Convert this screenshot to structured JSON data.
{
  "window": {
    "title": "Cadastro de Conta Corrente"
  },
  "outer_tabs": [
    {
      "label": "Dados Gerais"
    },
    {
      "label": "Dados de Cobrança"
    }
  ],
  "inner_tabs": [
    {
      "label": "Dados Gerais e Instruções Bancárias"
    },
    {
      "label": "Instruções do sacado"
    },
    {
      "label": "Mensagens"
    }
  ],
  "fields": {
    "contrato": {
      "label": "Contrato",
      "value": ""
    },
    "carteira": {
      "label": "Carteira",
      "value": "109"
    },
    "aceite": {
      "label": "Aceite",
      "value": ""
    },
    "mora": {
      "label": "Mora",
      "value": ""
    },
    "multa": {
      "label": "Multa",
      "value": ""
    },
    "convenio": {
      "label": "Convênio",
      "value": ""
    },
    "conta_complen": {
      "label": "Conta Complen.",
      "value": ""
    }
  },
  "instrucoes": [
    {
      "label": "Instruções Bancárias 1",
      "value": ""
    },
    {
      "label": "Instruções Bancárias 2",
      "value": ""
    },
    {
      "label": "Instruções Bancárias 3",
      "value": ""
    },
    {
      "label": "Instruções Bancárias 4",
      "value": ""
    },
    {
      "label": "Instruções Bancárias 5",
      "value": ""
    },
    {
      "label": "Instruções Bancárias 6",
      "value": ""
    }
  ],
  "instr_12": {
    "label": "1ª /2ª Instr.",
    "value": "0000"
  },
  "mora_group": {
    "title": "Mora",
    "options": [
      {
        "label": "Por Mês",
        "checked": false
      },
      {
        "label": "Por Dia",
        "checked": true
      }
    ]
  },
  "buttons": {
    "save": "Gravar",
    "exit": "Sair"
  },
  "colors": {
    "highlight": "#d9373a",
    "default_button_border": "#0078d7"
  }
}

__________________________________________________

_STATED TASK_
Every record above needs to be repeated word for word.

_SOLUTION FOR THIS PROBLEM_
Convert this screenshot to structured JSON data.
{
  "window": {
    "title": "Cadastro de Conta Corrente"
  },
  "outer_tabs": [
    {
      "label": "Dados Gerais"
    },
    {
      "label": "Dados de Cobrança"
    }
  ],
  "inner_tabs": [
    {
      "label": "Dados Gerais e Instruções Bancárias"
    },
    {
      "label": "Instruções do sacado"
    },
    {
      "label": "Mensagens"
    }
  ],
  "fields": {
    "contrato": {
      "label": "Contrato",
      "value": ""
    },
    "carteira": {
      "label": "Carteira",
      "value": "109"
    },
    "aceite": {
      "label": "Aceite",
      "value": ""
    },
    "mora": {
      "label": "Mora",
      "value": ""
    },
    "multa": {
      "label": "Multa",
      "value": ""
    },
    "convenio": {
      "label": "Convênio",
      "value": ""
    },
    "conta_complen": {
      "label": "Conta Complen.",
      "value": ""
    }
  },
  "instrucoes": [
    {
      "label": "Instruções Bancárias 1",
      "value": ""
    },
    {
      "label": "Instruções Bancárias 2",
      "value": ""
    },
    {
      "label": "Instruções Bancárias 3",
      "value": ""
    },
    {
      "label": "Instruções Bancárias 4",
      "value": ""
    },
    {
      "label": "Instruções Bancárias 5",
      "value": ""
    },
    {
      "label": "Instruções Bancárias 6",
      "value": ""
    }
  ],
  "instr_12": {
    "label": "1ª /2ª Instr.",
    "value": "0000"
  },
  "mora_group": {
    "title": "Mora",
    "options": [
      {
        "label": "Por Mês",
        "checked": false
      },
      {
        "label": "Por Dia",
        "checked": true
      }
    ]
  },
  "buttons": {
    "save": "Gravar",
    "exit": "Sair"
  },
  "colors": {
    "highlight": "#d9373a",
    "default_button_border": "#0078d7"
  }
}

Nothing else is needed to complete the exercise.